> _Required task_:
Write out each line exactly as it stands, please.

**** Given records

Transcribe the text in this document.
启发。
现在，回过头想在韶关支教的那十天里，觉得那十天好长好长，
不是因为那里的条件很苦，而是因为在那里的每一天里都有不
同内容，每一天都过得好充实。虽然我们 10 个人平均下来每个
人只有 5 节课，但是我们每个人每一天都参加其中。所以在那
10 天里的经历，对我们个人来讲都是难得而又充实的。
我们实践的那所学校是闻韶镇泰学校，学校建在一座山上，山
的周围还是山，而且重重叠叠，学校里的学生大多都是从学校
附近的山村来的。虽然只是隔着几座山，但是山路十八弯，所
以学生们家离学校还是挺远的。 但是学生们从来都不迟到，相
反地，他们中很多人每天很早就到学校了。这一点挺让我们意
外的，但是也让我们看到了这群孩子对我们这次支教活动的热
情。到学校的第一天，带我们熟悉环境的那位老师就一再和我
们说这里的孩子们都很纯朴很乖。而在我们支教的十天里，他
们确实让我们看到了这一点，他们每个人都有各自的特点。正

********

> _Answer to this problem_:
Transcribe the text in this document.
启发。
现在，回过头想在韶关支教的那十天里，觉得那十天好长好长，
不是因为那里的条件很苦，而是因为在那里的每一天里都有不
同内容，每一天都过得好充实。虽然我们 10 个人平均下来每个
人只有 5 节课，但是我们每个人每一天都参加其中。所以在那
10 天里的经历，对我们个人来讲都是难得而又充实的。
我们实践的那所学校是闻韶镇泰学校，学校建在一座山上，山
的周围还是山，而且重重叠叠，学校里的学生大多都是从学校
附近的山村来的。虽然只是隔着几座山，但是山路十八弯，所
以学生们家离学校还是挺远的。 但是学生们从来都不迟到，相
反地，他们中很多人每天很早就到学校了。这一点挺让我们意
外的，但是也让我们看到了这群孩子对我们这次支教活动的热
情。到学校的第一天，带我们熟悉环境的那位老师就一再和我
们说这里的孩子们都很纯朴很乖。而在我们支教的十天里，他
们确实让我们看到了这一点，他们每个人都有各自的特点。正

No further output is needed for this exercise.